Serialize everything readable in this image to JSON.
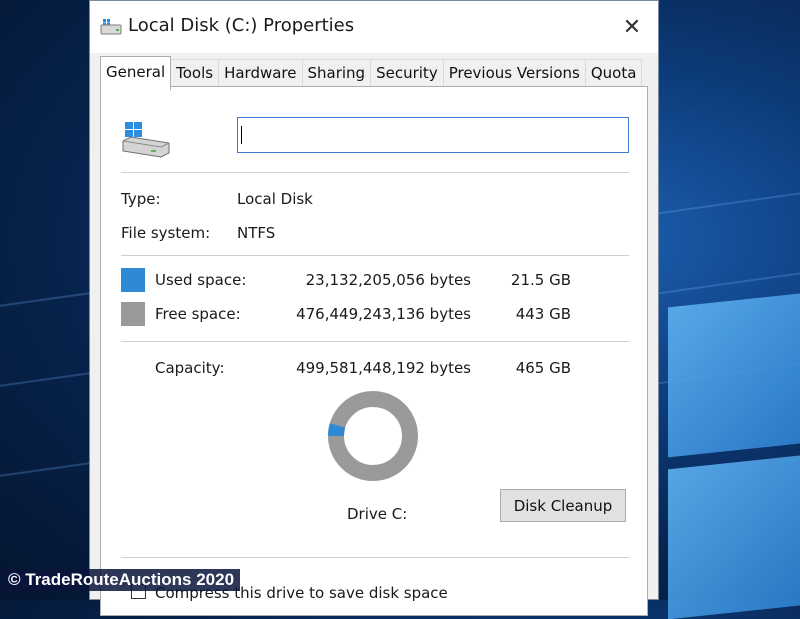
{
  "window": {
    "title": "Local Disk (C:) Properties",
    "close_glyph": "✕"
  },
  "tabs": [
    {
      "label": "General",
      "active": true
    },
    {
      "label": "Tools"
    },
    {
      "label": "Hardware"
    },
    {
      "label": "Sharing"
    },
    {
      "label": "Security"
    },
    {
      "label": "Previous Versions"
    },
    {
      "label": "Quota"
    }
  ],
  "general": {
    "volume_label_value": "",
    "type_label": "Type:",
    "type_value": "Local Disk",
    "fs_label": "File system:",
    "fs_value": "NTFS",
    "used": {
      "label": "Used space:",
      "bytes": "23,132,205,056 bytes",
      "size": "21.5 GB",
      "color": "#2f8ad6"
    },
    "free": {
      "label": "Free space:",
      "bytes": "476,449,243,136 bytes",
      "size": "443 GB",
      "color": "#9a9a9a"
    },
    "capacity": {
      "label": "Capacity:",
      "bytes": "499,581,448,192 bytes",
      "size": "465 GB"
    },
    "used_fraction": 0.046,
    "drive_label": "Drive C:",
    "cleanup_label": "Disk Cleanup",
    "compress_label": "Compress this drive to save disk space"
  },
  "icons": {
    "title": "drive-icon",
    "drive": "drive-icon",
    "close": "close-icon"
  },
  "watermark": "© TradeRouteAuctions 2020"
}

■ ■ ■ ■

*Exercise directions:* Leaving all pictures aside, quote each record exactly.

*Output of the exercise:*
Serialize everything readable in this image to JSON.
{
  "window": {
    "title": "Local Disk (C:) Properties",
    "close_glyph": "✕"
  },
  "tabs": [
    {
      "label": "General",
      "active": true
    },
    {
      "label": "Tools"
    },
    {
      "label": "Hardware"
    },
    {
      "label": "Sharing"
    },
    {
      "label": "Security"
    },
    {
      "label": "Previous Versions"
    },
    {
      "label": "Quota"
    }
  ],
  "general": {
    "volume_label_value": "",
    "type_label": "Type:",
    "type_value": "Local Disk",
    "fs_label": "File system:",
    "fs_value": "NTFS",
    "used": {
      "label": "Used space:",
      "bytes": "23,132,205,056 bytes",
      "size": "21.5 GB",
      "color": "#2f8ad6"
    },
    "free": {
      "label": "Free space:",
      "bytes": "476,449,243,136 bytes",
      "size": "443 GB",
      "color": "#9a9a9a"
    },
    "capacity": {
      "label": "Capacity:",
      "bytes": "499,581,448,192 bytes",
      "size": "465 GB"
    },
    "used_fraction": 0.046,
    "drive_label": "Drive C:",
    "cleanup_label": "Disk Cleanup",
    "compress_label": "Compress this drive to save disk space"
  },
  "icons": {
    "title": "drive-icon",
    "drive": "drive-icon",
    "close": "close-icon"
  },
  "watermark": "© TradeRouteAuctions 2020"
}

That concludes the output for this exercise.